> [THE RECORDS]
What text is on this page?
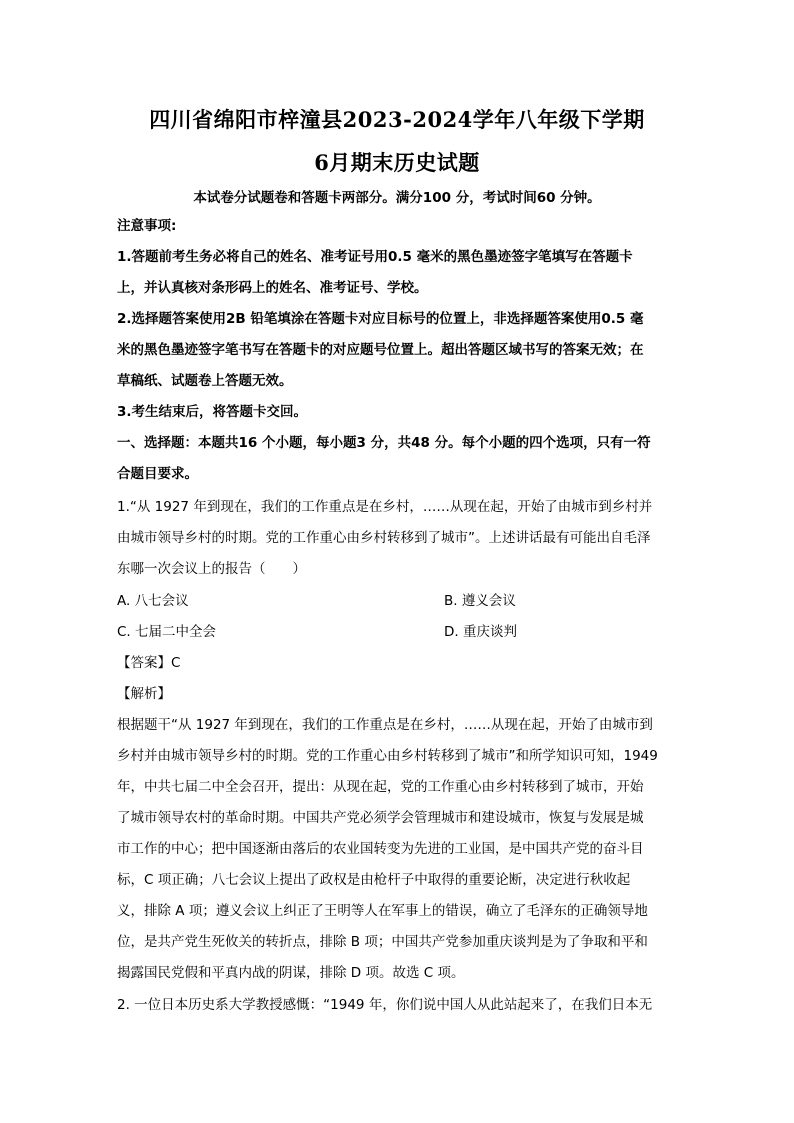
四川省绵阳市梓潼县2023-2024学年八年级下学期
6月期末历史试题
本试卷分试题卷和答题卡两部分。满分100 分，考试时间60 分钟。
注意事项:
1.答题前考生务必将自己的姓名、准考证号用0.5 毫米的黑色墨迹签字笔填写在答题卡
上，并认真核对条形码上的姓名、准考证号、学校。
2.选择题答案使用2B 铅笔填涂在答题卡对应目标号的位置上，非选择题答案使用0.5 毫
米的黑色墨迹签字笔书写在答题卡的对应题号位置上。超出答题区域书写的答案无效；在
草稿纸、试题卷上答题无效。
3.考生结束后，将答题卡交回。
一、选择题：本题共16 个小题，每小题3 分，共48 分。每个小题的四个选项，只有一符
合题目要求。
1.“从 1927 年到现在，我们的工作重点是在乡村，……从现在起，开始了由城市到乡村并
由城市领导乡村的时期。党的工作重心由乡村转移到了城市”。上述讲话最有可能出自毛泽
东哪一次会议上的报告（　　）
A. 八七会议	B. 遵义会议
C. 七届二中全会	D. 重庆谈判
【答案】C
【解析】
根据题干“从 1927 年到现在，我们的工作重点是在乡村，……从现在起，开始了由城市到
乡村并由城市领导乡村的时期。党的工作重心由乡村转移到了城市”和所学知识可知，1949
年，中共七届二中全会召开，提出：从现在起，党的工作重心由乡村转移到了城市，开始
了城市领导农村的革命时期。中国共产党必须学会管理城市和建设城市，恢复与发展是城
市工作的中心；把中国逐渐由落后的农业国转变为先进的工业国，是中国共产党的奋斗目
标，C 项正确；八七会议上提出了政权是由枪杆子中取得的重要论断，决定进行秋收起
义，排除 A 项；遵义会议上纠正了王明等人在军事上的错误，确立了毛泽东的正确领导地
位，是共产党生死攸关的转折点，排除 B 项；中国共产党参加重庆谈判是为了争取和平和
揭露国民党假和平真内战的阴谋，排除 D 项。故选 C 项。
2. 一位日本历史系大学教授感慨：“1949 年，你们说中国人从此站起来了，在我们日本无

> [TASK GOAL]
Write out the listing above again, exactly, but with no pictures in the copy.

> [EXPECTED ANSWER]
What text is on this page?
四川省绵阳市梓潼县2023-2024学年八年级下学期
6月期末历史试题
本试卷分试题卷和答题卡两部分。满分100 分，考试时间60 分钟。
注意事项:
1.答题前考生务必将自己的姓名、准考证号用0.5 毫米的黑色墨迹签字笔填写在答题卡
上，并认真核对条形码上的姓名、准考证号、学校。
2.选择题答案使用2B 铅笔填涂在答题卡对应目标号的位置上，非选择题答案使用0.5 毫
米的黑色墨迹签字笔书写在答题卡的对应题号位置上。超出答题区域书写的答案无效；在
草稿纸、试题卷上答题无效。
3.考生结束后，将答题卡交回。
一、选择题：本题共16 个小题，每小题3 分，共48 分。每个小题的四个选项，只有一符
合题目要求。
1.“从 1927 年到现在，我们的工作重点是在乡村，……从现在起，开始了由城市到乡村并
由城市领导乡村的时期。党的工作重心由乡村转移到了城市”。上述讲话最有可能出自毛泽
东哪一次会议上的报告（　　）
A. 八七会议	B. 遵义会议
C. 七届二中全会	D. 重庆谈判
【答案】C
【解析】
根据题干“从 1927 年到现在，我们的工作重点是在乡村，……从现在起，开始了由城市到
乡村并由城市领导乡村的时期。党的工作重心由乡村转移到了城市”和所学知识可知，1949
年，中共七届二中全会召开，提出：从现在起，党的工作重心由乡村转移到了城市，开始
了城市领导农村的革命时期。中国共产党必须学会管理城市和建设城市，恢复与发展是城
市工作的中心；把中国逐渐由落后的农业国转变为先进的工业国，是中国共产党的奋斗目
标，C 项正确；八七会议上提出了政权是由枪杆子中取得的重要论断，决定进行秋收起
义，排除 A 项；遵义会议上纠正了王明等人在军事上的错误，确立了毛泽东的正确领导地
位，是共产党生死攸关的转折点，排除 B 项；中国共产党参加重庆谈判是为了争取和平和
揭露国民党假和平真内战的阴谋，排除 D 项。故选 C 项。
2. 一位日本历史系大学教授感慨：“1949 年，你们说中国人从此站起来了，在我们日本无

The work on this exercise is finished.